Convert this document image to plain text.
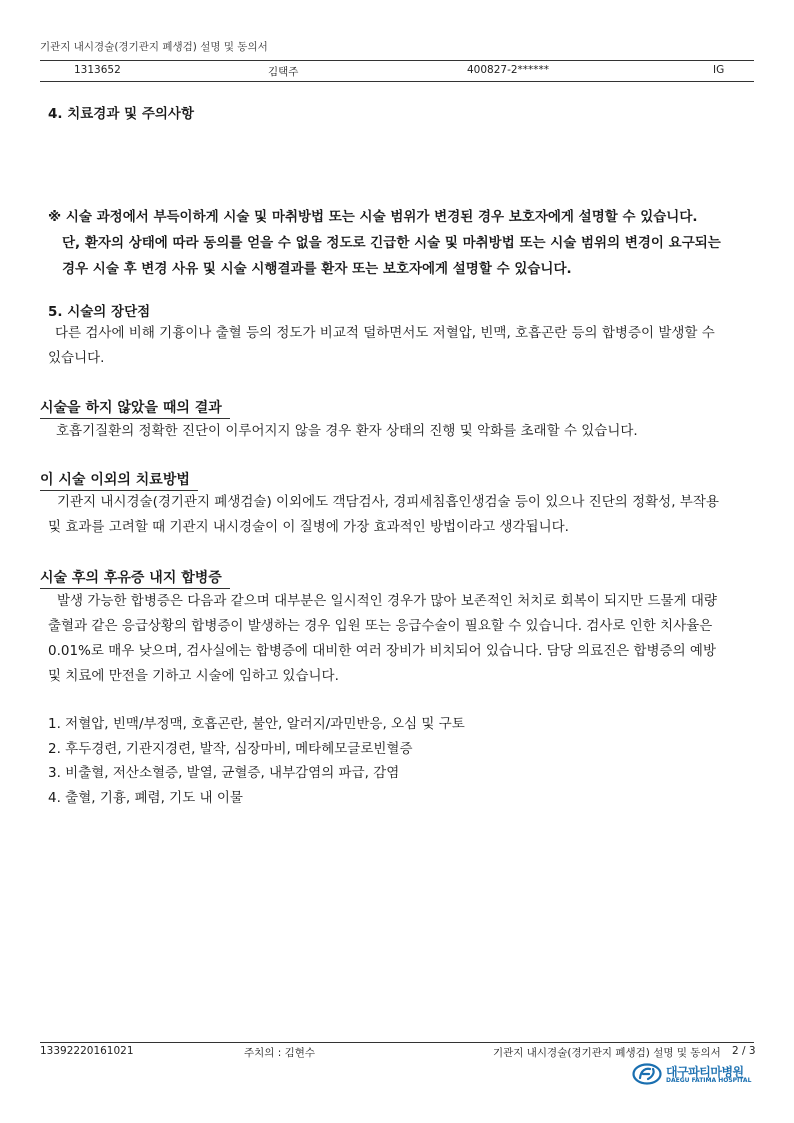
기관지 내시경술(경기관지 폐생검) 설명 및 동의서
1313652	김택주	400827-2******	IG
4. 치료경과 및 주의사항
※ 시술 과정에서 부득이하게 시술 및 마취방법 또는 시술 범위가 변경된 경우 보호자에게 설명할 수 있습니다.
단, 환자의 상태에 따라 동의를 얻을 수 없을 정도로 긴급한 시술 및 마취방법 또는 시술 범위의 변경이 요구되는
경우 시술 후 변경 사유 및 시술 시행결과를 환자 또는 보호자에게 설명할 수 있습니다.
5. 시술의 장단점
다른 검사에 비해 기흉이나 출혈 등의 정도가 비교적 덜하면서도 저혈압, 빈맥, 호흡곤란 등의 합병증이 발생할 수
있습니다.
시술을 하지 않았을 때의 결과
호흡기질환의 정확한 진단이 이루어지지 않을 경우 환자 상태의 진행 및 악화를 초래할 수 있습니다.
이 시술 이외의 치료방법
기관지 내시경술(경기관지 폐생검술) 이외에도 객담검사, 경피세침흡인생검술 등이 있으나 진단의 정확성, 부작용
및 효과를 고려할 때 기관지 내시경술이 이 질병에 가장 효과적인 방법이라고 생각됩니다.
시술 후의 후유증 내지 합병증
발생 가능한 합병증은 다음과 같으며 대부분은 일시적인 경우가 많아 보존적인 처치로 회복이 되지만 드물게 대량
출혈과 같은 응급상황의 합병증이 발생하는 경우 입원 또는 응급수술이 필요할 수 있습니다. 검사로 인한 치사율은
0.01%로 매우 낮으며, 검사실에는 합병증에 대비한 여러 장비가 비치되어 있습니다. 담당 의료진은 합병증의 예방
및 치료에 만전을 기하고 시술에 임하고 있습니다.
1. 저혈압, 빈맥/부정맥, 호흡곤란, 불안, 알러지/과민반응, 오심 및 구토
2. 후두경련, 기관지경련, 발작, 심장마비, 메타헤모글로빈혈증
3. 비출혈, 저산소혈증, 발열, 균혈증, 내부감염의 파급, 감염
4. 출혈, 기흉, 폐렴, 기도 내 이물
13392220161021	주치의 : 김현수	기관지 내시경술(경기관지 폐생검) 설명 및 동의서 2 / 3
대구파티마병원
DAEGU FATIMA HOSPITAL
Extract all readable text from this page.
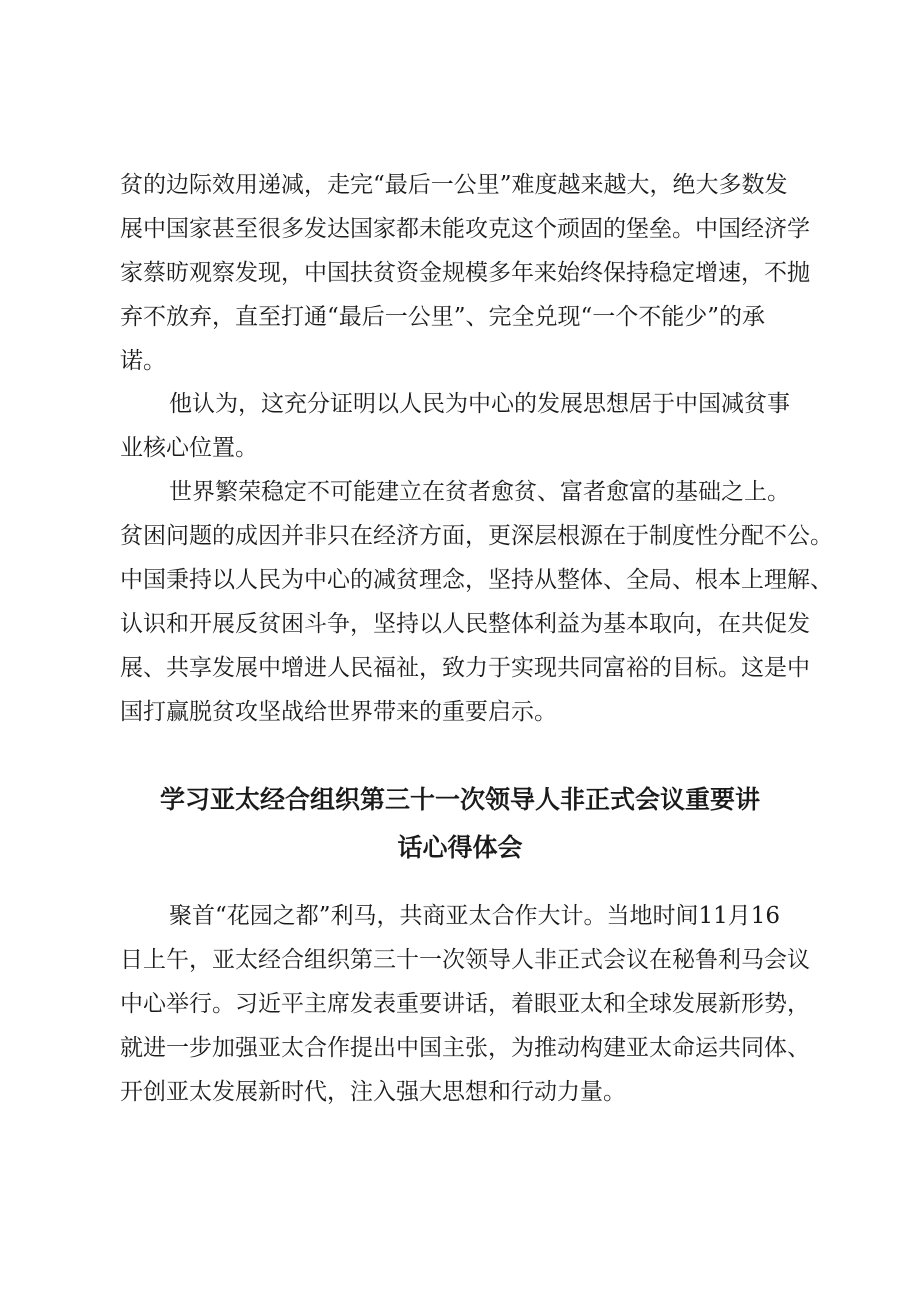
贫的边际效用递减，走完“最后一公里”难度越来越大，绝大多数发
展中国家甚至很多发达国家都未能攻克这个顽固的堡垒。中国经济学
家蔡昉观察发现，中国扶贫资金规模多年来始终保持稳定增速，不抛
弃不放弃，直至打通“最后一公里”、完全兑现“一个不能少”的承
诺。
他认为，这充分证明以人民为中心的发展思想居于中国减贫事
业核心位置。
世界繁荣稳定不可能建立在贫者愈贫、富者愈富的基础之上。
贫困问题的成因并非只在经济方面，更深层根源在于制度性分配不公。
中国秉持以人民为中心的减贫理念，坚持从整体、全局、根本上理解、
认识和开展反贫困斗争，坚持以人民整体利益为基本取向，在共促发
展、共享发展中增进人民福祉，致力于实现共同富裕的目标。这是中
国打赢脱贫攻坚战给世界带来的重要启示。
学习亚太经合组织第三十一次领导人非正式会议重要讲
话心得体会
聚首“花园之都”利马，共商亚太合作大计。当地时间11月16
日上午，亚太经合组织第三十一次领导人非正式会议在秘鲁利马会议
中心举行。习近平主席发表重要讲话，着眼亚太和全球发展新形势，
就进一步加强亚太合作提出中国主张，为推动构建亚太命运共同体、
开创亚太发展新时代，注入强大思想和行动力量。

Your task: Extract precisely the lines beginning at the line containing "Extract all readable text from this page." and ending at the last line of the entries above, exactly as written and with no pictures.

The output:
Extract all readable text from this page.
贫的边际效用递减，走完“最后一公里”难度越来越大，绝大多数发
展中国家甚至很多发达国家都未能攻克这个顽固的堡垒。中国经济学
家蔡昉观察发现，中国扶贫资金规模多年来始终保持稳定增速，不抛
弃不放弃，直至打通“最后一公里”、完全兑现“一个不能少”的承
诺。
他认为，这充分证明以人民为中心的发展思想居于中国减贫事
业核心位置。
世界繁荣稳定不可能建立在贫者愈贫、富者愈富的基础之上。
贫困问题的成因并非只在经济方面，更深层根源在于制度性分配不公。
中国秉持以人民为中心的减贫理念，坚持从整体、全局、根本上理解、
认识和开展反贫困斗争，坚持以人民整体利益为基本取向，在共促发
展、共享发展中增进人民福祉，致力于实现共同富裕的目标。这是中
国打赢脱贫攻坚战给世界带来的重要启示。
学习亚太经合组织第三十一次领导人非正式会议重要讲
话心得体会
聚首“花园之都”利马，共商亚太合作大计。当地时间11月16
日上午，亚太经合组织第三十一次领导人非正式会议在秘鲁利马会议
中心举行。习近平主席发表重要讲话，着眼亚太和全球发展新形势，
就进一步加强亚太合作提出中国主张，为推动构建亚太命运共同体、
开创亚太发展新时代，注入强大思想和行动力量。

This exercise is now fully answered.